Work to complete ▸
Every line that holds the string "text" is to be identified and copied.

## Begin

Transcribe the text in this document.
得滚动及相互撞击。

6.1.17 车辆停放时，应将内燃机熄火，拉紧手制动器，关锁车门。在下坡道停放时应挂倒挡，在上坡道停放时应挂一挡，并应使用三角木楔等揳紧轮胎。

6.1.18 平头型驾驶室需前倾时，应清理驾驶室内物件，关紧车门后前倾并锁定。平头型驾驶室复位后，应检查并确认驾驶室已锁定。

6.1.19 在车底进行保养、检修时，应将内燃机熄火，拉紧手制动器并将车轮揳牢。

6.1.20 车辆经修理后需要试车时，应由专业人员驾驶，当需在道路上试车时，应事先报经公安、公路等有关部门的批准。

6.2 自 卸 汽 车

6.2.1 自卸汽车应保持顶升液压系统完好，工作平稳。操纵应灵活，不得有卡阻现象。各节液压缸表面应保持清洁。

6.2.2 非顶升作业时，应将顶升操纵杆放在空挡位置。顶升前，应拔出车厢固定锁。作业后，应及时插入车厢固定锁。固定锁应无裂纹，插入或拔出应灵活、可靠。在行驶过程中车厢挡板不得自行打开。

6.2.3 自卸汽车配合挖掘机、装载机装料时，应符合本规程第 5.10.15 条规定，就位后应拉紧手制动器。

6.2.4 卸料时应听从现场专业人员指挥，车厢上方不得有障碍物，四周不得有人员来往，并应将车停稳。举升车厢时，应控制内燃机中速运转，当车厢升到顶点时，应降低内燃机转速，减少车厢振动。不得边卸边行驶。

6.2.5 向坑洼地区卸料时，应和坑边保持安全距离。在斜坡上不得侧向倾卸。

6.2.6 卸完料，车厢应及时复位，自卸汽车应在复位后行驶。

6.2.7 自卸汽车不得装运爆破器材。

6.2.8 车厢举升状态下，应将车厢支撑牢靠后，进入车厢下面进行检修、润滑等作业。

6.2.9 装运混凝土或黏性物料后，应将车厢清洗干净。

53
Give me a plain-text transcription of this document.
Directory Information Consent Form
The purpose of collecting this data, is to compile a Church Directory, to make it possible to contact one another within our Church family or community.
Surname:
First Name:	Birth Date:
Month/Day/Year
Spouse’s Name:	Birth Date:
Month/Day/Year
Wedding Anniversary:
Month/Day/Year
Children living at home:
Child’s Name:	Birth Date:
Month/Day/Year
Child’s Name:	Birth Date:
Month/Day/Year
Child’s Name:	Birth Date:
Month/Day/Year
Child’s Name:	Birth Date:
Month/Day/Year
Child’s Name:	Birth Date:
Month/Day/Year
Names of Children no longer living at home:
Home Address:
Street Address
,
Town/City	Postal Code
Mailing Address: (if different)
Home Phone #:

## End

Task solution ▸
Transcribe the text in this document.
Give me a plain-text transcription of this document.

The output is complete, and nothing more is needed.